■ The problem
Convert the records from the first line through the line containing "brand-name: قمة البيان", inclusive, into a JSON list of strings with one string per line. Leave out blank lines.

## Begin Input material

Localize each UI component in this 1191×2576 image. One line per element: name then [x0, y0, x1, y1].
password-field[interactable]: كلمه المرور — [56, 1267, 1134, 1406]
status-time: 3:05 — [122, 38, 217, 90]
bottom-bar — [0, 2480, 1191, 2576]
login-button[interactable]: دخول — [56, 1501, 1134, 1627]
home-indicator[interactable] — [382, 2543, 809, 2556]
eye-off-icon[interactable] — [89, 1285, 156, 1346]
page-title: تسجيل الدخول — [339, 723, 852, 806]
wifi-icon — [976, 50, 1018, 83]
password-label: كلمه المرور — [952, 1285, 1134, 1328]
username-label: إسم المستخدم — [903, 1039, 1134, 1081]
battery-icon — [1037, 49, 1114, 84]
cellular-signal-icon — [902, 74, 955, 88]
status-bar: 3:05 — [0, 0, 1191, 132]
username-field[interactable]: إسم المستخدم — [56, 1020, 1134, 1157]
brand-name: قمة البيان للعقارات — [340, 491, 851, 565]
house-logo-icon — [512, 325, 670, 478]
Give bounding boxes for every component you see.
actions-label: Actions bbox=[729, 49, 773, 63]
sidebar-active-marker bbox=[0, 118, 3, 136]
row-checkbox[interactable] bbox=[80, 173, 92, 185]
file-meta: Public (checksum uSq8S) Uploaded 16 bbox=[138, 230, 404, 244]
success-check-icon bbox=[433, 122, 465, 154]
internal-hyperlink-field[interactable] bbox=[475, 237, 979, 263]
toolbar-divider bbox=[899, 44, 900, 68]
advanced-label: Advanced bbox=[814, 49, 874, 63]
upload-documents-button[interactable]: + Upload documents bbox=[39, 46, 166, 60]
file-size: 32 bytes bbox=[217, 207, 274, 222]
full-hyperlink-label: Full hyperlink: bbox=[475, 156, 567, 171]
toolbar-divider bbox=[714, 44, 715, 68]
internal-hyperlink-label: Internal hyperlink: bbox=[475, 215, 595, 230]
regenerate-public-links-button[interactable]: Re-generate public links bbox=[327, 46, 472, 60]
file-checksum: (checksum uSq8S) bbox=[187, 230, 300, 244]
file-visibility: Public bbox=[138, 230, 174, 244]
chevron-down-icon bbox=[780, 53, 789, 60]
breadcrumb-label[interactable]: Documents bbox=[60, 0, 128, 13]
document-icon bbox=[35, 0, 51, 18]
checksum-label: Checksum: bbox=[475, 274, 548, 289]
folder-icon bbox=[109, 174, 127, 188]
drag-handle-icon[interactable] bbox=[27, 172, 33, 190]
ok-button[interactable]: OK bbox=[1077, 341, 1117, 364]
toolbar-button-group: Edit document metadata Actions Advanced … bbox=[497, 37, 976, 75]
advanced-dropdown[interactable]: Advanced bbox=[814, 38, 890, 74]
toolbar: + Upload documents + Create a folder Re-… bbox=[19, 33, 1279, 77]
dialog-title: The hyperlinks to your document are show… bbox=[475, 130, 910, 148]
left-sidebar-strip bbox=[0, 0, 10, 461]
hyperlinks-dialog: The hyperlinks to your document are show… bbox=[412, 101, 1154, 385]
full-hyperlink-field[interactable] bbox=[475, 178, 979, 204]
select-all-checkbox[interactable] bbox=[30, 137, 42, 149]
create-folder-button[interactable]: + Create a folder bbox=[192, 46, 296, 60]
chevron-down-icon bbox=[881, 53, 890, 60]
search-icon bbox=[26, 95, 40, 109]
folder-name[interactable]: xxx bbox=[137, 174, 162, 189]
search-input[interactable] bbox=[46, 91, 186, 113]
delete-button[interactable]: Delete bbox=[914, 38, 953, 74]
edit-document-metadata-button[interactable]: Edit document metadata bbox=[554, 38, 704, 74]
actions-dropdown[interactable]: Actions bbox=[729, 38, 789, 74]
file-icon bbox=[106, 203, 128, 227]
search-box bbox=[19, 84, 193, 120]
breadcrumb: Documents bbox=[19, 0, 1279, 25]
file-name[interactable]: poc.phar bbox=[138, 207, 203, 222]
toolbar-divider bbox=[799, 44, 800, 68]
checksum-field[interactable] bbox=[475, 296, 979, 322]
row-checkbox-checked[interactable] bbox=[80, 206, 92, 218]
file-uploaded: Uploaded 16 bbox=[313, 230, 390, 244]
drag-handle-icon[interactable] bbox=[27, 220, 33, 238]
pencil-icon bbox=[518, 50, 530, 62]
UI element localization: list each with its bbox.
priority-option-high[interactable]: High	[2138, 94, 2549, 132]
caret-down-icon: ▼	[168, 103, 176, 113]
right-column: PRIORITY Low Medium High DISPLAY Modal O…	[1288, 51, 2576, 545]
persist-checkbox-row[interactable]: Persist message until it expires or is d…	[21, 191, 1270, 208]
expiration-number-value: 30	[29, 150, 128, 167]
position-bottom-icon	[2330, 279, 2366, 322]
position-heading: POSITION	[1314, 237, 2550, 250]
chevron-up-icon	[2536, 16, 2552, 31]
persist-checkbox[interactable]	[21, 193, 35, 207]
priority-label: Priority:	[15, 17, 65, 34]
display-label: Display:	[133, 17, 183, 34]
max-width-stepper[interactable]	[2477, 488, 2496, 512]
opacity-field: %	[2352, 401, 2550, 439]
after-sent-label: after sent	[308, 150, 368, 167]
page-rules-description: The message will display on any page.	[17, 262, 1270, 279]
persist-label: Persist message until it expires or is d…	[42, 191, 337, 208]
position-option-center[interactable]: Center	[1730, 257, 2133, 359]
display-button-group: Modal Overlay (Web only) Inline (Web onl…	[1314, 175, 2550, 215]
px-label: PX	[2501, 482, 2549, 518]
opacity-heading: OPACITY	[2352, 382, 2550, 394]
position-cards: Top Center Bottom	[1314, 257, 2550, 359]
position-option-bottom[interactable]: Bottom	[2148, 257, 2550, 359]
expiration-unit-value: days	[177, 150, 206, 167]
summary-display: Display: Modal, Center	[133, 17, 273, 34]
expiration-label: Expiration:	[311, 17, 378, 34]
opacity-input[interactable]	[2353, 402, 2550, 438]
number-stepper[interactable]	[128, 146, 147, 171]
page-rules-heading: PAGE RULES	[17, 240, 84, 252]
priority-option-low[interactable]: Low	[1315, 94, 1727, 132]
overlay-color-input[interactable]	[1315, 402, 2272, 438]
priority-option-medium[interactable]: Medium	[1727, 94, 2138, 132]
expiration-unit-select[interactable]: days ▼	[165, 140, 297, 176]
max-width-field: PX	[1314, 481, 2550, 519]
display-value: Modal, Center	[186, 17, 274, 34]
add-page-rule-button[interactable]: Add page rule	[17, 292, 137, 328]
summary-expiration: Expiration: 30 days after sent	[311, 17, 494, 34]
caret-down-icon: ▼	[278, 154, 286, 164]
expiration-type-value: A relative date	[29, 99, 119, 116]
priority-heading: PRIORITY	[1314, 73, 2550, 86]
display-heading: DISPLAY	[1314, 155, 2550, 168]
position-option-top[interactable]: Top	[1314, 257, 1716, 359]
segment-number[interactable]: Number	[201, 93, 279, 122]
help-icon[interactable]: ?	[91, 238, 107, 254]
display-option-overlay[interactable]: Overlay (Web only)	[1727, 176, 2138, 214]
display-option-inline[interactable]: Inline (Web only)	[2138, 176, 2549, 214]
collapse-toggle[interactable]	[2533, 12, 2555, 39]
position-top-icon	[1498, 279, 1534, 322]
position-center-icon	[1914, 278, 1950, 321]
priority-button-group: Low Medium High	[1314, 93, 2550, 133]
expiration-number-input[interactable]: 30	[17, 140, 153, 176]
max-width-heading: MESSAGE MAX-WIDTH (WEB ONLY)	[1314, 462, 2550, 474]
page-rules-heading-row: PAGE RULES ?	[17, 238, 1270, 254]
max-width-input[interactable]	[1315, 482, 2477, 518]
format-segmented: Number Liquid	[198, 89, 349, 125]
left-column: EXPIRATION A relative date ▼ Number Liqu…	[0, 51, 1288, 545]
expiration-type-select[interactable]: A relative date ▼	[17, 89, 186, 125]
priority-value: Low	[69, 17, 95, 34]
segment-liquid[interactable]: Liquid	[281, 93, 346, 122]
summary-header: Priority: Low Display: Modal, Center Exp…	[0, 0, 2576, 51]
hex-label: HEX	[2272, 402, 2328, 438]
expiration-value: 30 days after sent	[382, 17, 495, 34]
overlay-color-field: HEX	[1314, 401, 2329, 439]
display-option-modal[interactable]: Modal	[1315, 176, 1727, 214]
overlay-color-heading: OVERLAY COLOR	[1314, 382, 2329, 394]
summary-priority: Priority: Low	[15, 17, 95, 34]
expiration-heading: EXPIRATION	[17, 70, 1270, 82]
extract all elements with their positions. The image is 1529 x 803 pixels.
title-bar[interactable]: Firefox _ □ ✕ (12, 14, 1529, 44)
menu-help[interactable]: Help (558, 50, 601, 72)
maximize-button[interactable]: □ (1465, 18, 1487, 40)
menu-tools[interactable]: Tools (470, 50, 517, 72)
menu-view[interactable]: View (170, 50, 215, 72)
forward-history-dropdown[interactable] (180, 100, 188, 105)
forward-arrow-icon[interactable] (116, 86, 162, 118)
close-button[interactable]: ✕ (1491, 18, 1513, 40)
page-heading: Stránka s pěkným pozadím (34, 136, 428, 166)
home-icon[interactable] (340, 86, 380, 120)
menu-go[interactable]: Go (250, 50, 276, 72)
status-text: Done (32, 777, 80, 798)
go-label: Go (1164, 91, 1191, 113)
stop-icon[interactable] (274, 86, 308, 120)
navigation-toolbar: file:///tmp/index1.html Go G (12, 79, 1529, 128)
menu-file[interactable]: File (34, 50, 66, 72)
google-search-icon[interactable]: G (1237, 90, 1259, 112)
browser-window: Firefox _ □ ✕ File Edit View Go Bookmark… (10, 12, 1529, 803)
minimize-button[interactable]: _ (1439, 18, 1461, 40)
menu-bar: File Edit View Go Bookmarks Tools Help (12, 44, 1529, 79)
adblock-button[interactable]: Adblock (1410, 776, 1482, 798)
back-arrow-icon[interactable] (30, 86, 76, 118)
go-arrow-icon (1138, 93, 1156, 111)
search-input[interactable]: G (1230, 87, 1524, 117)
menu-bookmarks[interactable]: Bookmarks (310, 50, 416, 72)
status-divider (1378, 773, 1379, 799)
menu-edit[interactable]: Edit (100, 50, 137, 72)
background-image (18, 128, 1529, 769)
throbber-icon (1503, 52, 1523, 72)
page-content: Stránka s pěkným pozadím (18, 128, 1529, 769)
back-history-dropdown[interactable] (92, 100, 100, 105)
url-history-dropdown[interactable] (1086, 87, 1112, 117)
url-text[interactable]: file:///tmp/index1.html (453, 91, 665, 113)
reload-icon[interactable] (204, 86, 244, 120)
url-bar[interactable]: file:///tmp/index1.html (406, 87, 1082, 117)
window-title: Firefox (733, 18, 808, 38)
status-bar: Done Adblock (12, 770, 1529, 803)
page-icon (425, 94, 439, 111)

## End Input material

■ Finished task
[
  "Localize each UI component in this 1191×2576 image. One line per element: name then [x0, y0, x1, y1].",
  "password-field[interactable]: كلمه المرور — [56, 1267, 1134, 1406]",
  "status-time: 3:05 — [122, 38, 217, 90]",
  "bottom-bar — [0, 2480, 1191, 2576]",
  "login-button[interactable]: دخول — [56, 1501, 1134, 1627]",
  "home-indicator[interactable] — [382, 2543, 809, 2556]",
  "eye-off-icon[interactable] — [89, 1285, 156, 1346]",
  "page-title: تسجيل الدخول — [339, 723, 852, 806]",
  "wifi-icon — [976, 50, 1018, 83]",
  "password-label: كلمه المرور — [952, 1285, 1134, 1328]",
  "username-label: إسم المستخدم — [903, 1039, 1134, 1081]",
  "battery-icon — [1037, 49, 1114, 84]",
  "cellular-signal-icon — [902, 74, 955, 88]",
  "status-bar: 3:05 — [0, 0, 1191, 132]",
  "username-field[interactable]: إسم المستخدم — [56, 1020, 1134, 1157]",
  "brand-name: قمة البيان للعقارات — [340, 491, 851, 565]"
]